Recorded data
>> start

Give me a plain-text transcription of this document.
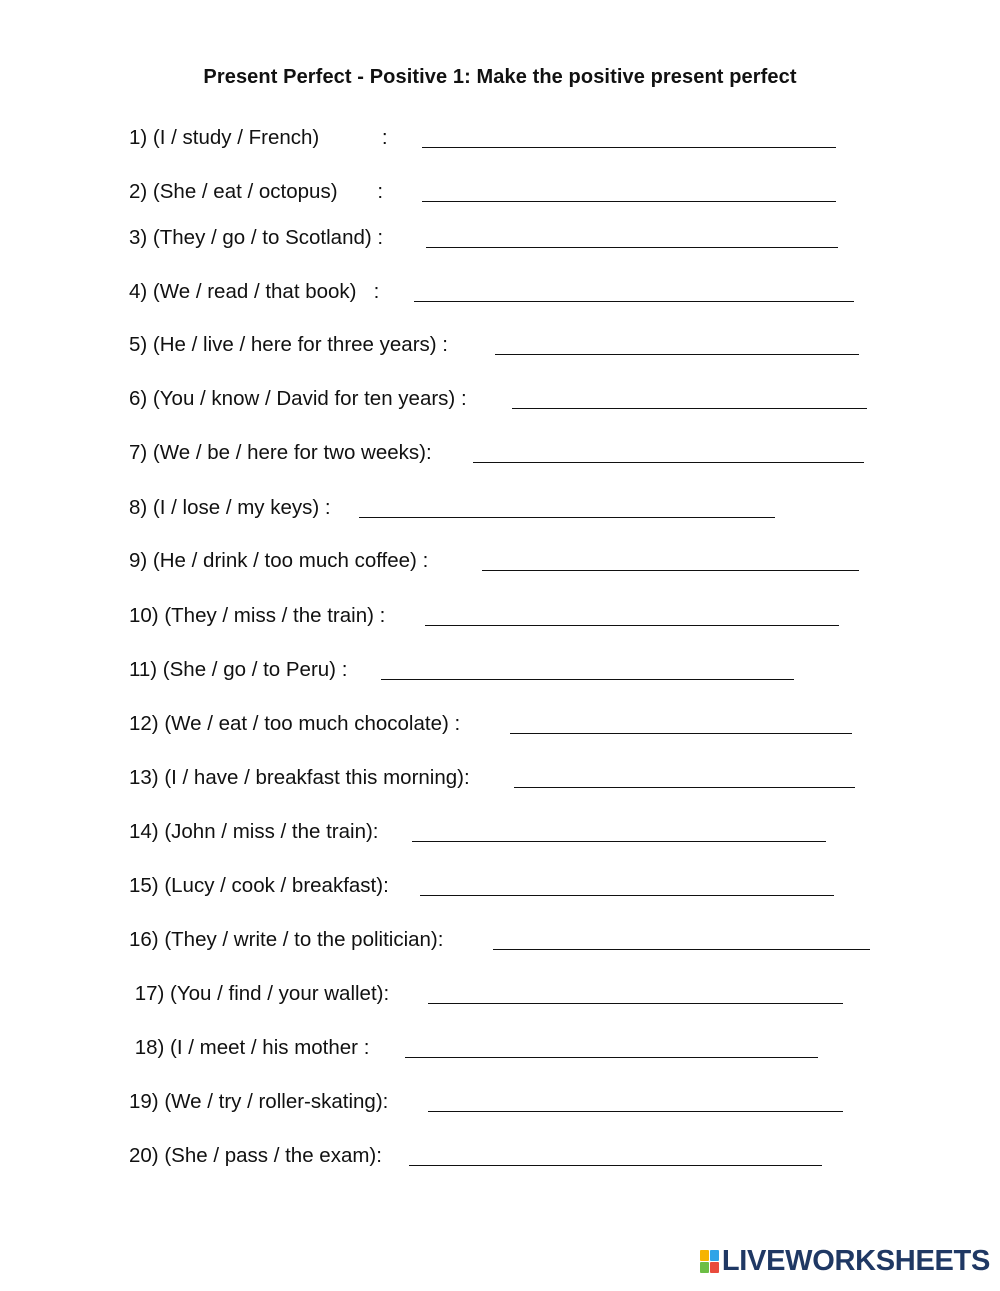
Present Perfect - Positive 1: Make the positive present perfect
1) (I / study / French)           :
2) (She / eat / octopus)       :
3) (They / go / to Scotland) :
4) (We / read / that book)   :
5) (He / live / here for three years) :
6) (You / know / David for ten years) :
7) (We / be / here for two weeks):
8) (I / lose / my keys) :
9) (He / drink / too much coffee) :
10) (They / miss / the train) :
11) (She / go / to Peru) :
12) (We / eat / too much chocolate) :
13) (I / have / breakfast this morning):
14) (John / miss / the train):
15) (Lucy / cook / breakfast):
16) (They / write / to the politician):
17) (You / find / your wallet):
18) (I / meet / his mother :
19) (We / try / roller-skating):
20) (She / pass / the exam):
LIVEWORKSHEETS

>> end

Request: Read the entries above, then pull out the lines that include "years".

Complete response:
5) (He / live / here for three years) :
6) (You / know / David for ten years) :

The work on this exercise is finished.